►

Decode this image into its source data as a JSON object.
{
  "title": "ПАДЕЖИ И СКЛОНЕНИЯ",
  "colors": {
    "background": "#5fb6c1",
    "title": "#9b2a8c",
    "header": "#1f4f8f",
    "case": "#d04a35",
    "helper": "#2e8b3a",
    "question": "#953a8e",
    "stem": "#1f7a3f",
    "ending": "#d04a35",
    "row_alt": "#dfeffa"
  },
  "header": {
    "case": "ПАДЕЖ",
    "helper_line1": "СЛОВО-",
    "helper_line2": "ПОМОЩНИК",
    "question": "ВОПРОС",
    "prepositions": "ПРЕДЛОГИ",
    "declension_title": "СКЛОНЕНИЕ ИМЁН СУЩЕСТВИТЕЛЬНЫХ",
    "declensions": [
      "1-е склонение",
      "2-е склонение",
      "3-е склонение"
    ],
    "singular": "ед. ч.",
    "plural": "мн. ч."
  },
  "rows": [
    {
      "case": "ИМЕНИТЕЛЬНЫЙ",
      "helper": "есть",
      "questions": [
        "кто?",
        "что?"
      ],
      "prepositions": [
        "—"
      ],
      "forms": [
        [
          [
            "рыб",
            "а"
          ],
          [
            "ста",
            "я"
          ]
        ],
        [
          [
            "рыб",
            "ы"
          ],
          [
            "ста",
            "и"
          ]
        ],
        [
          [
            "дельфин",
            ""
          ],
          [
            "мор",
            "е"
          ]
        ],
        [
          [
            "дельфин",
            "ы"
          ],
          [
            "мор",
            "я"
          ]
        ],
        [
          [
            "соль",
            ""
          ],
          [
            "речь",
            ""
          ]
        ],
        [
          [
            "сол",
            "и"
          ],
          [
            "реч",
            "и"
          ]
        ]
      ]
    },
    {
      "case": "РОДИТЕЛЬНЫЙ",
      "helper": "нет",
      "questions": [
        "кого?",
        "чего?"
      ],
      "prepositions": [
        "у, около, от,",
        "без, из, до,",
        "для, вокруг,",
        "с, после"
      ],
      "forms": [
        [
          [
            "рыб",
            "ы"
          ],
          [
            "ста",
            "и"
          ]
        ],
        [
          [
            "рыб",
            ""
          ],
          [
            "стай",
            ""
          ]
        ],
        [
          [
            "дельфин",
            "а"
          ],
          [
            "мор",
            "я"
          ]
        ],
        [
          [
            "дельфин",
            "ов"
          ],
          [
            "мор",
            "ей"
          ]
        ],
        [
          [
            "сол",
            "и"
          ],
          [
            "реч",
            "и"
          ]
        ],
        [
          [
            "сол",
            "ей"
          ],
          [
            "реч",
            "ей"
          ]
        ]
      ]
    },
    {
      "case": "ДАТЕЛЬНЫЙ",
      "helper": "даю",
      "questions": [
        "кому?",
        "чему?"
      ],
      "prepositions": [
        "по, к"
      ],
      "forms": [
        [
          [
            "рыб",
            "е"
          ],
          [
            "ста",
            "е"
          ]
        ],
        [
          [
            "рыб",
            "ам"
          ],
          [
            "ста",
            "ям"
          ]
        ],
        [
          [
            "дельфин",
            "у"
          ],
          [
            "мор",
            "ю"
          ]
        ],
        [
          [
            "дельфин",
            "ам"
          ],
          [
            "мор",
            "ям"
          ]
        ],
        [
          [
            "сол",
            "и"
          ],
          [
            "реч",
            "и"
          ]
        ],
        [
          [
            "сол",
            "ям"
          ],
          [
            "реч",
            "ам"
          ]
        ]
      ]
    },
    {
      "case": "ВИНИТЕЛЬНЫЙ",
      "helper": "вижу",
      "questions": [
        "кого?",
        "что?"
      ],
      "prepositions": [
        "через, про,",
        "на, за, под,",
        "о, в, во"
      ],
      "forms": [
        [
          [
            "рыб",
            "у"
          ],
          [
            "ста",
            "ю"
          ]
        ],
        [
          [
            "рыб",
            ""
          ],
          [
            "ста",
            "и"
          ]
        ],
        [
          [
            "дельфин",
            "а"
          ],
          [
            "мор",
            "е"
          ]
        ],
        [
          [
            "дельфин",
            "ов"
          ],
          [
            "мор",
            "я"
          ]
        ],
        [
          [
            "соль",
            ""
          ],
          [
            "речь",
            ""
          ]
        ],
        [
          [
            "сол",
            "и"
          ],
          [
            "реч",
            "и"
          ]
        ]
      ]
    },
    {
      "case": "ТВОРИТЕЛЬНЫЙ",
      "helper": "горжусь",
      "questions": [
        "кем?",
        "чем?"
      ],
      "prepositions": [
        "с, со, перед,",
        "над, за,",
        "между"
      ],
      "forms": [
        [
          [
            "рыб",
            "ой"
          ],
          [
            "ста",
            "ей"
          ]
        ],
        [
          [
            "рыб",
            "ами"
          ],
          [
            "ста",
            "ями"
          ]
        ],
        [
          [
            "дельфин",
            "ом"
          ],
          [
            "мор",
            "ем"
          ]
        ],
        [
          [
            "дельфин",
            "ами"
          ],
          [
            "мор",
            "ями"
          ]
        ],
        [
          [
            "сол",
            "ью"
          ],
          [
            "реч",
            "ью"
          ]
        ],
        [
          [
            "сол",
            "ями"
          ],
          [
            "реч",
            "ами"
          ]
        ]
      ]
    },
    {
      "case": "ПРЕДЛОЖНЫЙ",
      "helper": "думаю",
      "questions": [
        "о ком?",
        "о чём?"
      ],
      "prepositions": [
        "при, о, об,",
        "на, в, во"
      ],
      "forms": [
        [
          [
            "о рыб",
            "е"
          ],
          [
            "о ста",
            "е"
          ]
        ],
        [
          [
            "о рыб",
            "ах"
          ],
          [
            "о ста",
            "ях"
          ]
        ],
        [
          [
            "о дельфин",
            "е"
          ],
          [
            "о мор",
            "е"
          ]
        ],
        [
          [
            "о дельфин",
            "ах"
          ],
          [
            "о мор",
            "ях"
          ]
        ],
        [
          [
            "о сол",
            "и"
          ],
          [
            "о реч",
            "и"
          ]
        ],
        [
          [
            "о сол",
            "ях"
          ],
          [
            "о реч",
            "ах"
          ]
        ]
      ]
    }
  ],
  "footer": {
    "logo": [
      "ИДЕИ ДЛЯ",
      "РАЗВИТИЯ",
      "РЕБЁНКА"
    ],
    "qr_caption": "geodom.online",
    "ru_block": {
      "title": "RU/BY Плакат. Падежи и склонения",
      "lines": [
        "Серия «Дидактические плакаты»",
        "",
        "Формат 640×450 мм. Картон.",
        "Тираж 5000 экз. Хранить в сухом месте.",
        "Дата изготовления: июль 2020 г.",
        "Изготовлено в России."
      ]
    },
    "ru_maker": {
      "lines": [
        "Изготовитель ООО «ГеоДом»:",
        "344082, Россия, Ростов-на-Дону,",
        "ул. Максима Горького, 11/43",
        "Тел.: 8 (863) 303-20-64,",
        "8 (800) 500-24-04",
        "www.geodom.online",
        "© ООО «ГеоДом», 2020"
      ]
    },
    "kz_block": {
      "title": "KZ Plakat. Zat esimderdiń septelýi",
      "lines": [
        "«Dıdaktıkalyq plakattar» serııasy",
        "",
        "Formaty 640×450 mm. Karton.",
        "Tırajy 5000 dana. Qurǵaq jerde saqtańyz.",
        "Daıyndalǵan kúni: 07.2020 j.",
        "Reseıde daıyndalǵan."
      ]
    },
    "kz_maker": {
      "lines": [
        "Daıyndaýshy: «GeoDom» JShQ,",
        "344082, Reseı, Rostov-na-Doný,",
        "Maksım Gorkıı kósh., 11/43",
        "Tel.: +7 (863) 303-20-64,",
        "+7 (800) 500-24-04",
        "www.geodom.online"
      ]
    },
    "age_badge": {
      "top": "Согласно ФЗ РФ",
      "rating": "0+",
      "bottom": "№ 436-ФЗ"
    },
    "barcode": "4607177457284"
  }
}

◄

What needs to be done: Using the material above, print every entry exactly as written.

Solution to this task:
Decode this image into its source data as a JSON object.
{
  "title": "ПАДЕЖИ И СКЛОНЕНИЯ",
  "colors": {
    "background": "#5fb6c1",
    "title": "#9b2a8c",
    "header": "#1f4f8f",
    "case": "#d04a35",
    "helper": "#2e8b3a",
    "question": "#953a8e",
    "stem": "#1f7a3f",
    "ending": "#d04a35",
    "row_alt": "#dfeffa"
  },
  "header": {
    "case": "ПАДЕЖ",
    "helper_line1": "СЛОВО-",
    "helper_line2": "ПОМОЩНИК",
    "question": "ВОПРОС",
    "prepositions": "ПРЕДЛОГИ",
    "declension_title": "СКЛОНЕНИЕ ИМЁН СУЩЕСТВИТЕЛЬНЫХ",
    "declensions": [
      "1-е склонение",
      "2-е склонение",
      "3-е склонение"
    ],
    "singular": "ед. ч.",
    "plural": "мн. ч."
  },
  "rows": [
    {
      "case": "ИМЕНИТЕЛЬНЫЙ",
      "helper": "есть",
      "questions": [
        "кто?",
        "что?"
      ],
      "prepositions": [
        "—"
      ],
      "forms": [
        [
          [
            "рыб",
            "а"
          ],
          [
            "ста",
            "я"
          ]
        ],
        [
          [
            "рыб",
            "ы"
          ],
          [
            "ста",
            "и"
          ]
        ],
        [
          [
            "дельфин",
            ""
          ],
          [
            "мор",
            "е"
          ]
        ],
        [
          [
            "дельфин",
            "ы"
          ],
          [
            "мор",
            "я"
          ]
        ],
        [
          [
            "соль",
            ""
          ],
          [
            "речь",
            ""
          ]
        ],
        [
          [
            "сол",
            "и"
          ],
          [
            "реч",
            "и"
          ]
        ]
      ]
    },
    {
      "case": "РОДИТЕЛЬНЫЙ",
      "helper": "нет",
      "questions": [
        "кого?",
        "чего?"
      ],
      "prepositions": [
        "у, около, от,",
        "без, из, до,",
        "для, вокруг,",
        "с, после"
      ],
      "forms": [
        [
          [
            "рыб",
            "ы"
          ],
          [
            "ста",
            "и"
          ]
        ],
        [
          [
            "рыб",
            ""
          ],
          [
            "стай",
            ""
          ]
        ],
        [
          [
            "дельфин",
            "а"
          ],
          [
            "мор",
            "я"
          ]
        ],
        [
          [
            "дельфин",
            "ов"
          ],
          [
            "мор",
            "ей"
          ]
        ],
        [
          [
            "сол",
            "и"
          ],
          [
            "реч",
            "и"
          ]
        ],
        [
          [
            "сол",
            "ей"
          ],
          [
            "реч",
            "ей"
          ]
        ]
      ]
    },
    {
      "case": "ДАТЕЛЬНЫЙ",
      "helper": "даю",
      "questions": [
        "кому?",
        "чему?"
      ],
      "prepositions": [
        "по, к"
      ],
      "forms": [
        [
          [
            "рыб",
            "е"
          ],
          [
            "ста",
            "е"
          ]
        ],
        [
          [
            "рыб",
            "ам"
          ],
          [
            "ста",
            "ям"
          ]
        ],
        [
          [
            "дельфин",
            "у"
          ],
          [
            "мор",
            "ю"
          ]
        ],
        [
          [
            "дельфин",
            "ам"
          ],
          [
            "мор",
            "ям"
          ]
        ],
        [
          [
            "сол",
            "и"
          ],
          [
            "реч",
            "и"
          ]
        ],
        [
          [
            "сол",
            "ям"
          ],
          [
            "реч",
            "ам"
          ]
        ]
      ]
    },
    {
      "case": "ВИНИТЕЛЬНЫЙ",
      "helper": "вижу",
      "questions": [
        "кого?",
        "что?"
      ],
      "prepositions": [
        "через, про,",
        "на, за, под,",
        "о, в, во"
      ],
      "forms": [
        [
          [
            "рыб",
            "у"
          ],
          [
            "ста",
            "ю"
          ]
        ],
        [
          [
            "рыб",
            ""
          ],
          [
            "ста",
            "и"
          ]
        ],
        [
          [
            "дельфин",
            "а"
          ],
          [
            "мор",
            "е"
          ]
        ],
        [
          [
            "дельфин",
            "ов"
          ],
          [
            "мор",
            "я"
          ]
        ],
        [
          [
            "соль",
            ""
          ],
          [
            "речь",
            ""
          ]
        ],
        [
          [
            "сол",
            "и"
          ],
          [
            "реч",
            "и"
          ]
        ]
      ]
    },
    {
      "case": "ТВОРИТЕЛЬНЫЙ",
      "helper": "горжусь",
      "questions": [
        "кем?",
        "чем?"
      ],
      "prepositions": [
        "с, со, перед,",
        "над, за,",
        "между"
      ],
      "forms": [
        [
          [
            "рыб",
            "ой"
          ],
          [
            "ста",
            "ей"
          ]
        ],
        [
          [
            "рыб",
            "ами"
          ],
          [
            "ста",
            "ями"
          ]
        ],
        [
          [
            "дельфин",
            "ом"
          ],
          [
            "мор",
            "ем"
          ]
        ],
        [
          [
            "дельфин",
            "ами"
          ],
          [
            "мор",
            "ями"
          ]
        ],
        [
          [
            "сол",
            "ью"
          ],
          [
            "реч",
            "ью"
          ]
        ],
        [
          [
            "сол",
            "ями"
          ],
          [
            "реч",
            "ами"
          ]
        ]
      ]
    },
    {
      "case": "ПРЕДЛОЖНЫЙ",
      "helper": "думаю",
      "questions": [
        "о ком?",
        "о чём?"
      ],
      "prepositions": [
        "при, о, об,",
        "на, в, во"
      ],
      "forms": [
        [
          [
            "о рыб",
            "е"
          ],
          [
            "о ста",
            "е"
          ]
        ],
        [
          [
            "о рыб",
            "ах"
          ],
          [
            "о ста",
            "ях"
          ]
        ],
        [
          [
            "о дельфин",
            "е"
          ],
          [
            "о мор",
            "е"
          ]
        ],
        [
          [
            "о дельфин",
            "ах"
          ],
          [
            "о мор",
            "ях"
          ]
        ],
        [
          [
            "о сол",
            "и"
          ],
          [
            "о реч",
            "и"
          ]
        ],
        [
          [
            "о сол",
            "ях"
          ],
          [
            "о реч",
            "ах"
          ]
        ]
      ]
    }
  ],
  "footer": {
    "logo": [
      "ИДЕИ ДЛЯ",
      "РАЗВИТИЯ",
      "РЕБЁНКА"
    ],
    "qr_caption": "geodom.online",
    "ru_block": {
      "title": "RU/BY Плакат. Падежи и склонения",
      "lines": [
        "Серия «Дидактические плакаты»",
        "",
        "Формат 640×450 мм. Картон.",
        "Тираж 5000 экз. Хранить в сухом месте.",
        "Дата изготовления: июль 2020 г.",
        "Изготовлено в России."
      ]
    },
    "ru_maker": {
      "lines": [
        "Изготовитель ООО «ГеоДом»:",
        "344082, Россия, Ростов-на-Дону,",
        "ул. Максима Горького, 11/43",
        "Тел.: 8 (863) 303-20-64,",
        "8 (800) 500-24-04",
        "www.geodom.online",
        "© ООО «ГеоДом», 2020"
      ]
    },
    "kz_block": {
      "title": "KZ Plakat. Zat esimderdiń septelýi",
      "lines": [
        "«Dıdaktıkalyq plakattar» serııasy",
        "",
        "Formaty 640×450 mm. Karton.",
        "Tırajy 5000 dana. Qurǵaq jerde saqtańyz.",
        "Daıyndalǵan kúni: 07.2020 j.",
        "Reseıde daıyndalǵan."
      ]
    },
    "kz_maker": {
      "lines": [
        "Daıyndaýshy: «GeoDom» JShQ,",
        "344082, Reseı, Rostov-na-Doný,",
        "Maksım Gorkıı kósh., 11/43",
        "Tel.: +7 (863) 303-20-64,",
        "+7 (800) 500-24-04",
        "www.geodom.online"
      ]
    },
    "age_badge": {
      "top": "Согласно ФЗ РФ",
      "rating": "0+",
      "bottom": "№ 436-ФЗ"
    },
    "barcode": "4607177457284"
  }
}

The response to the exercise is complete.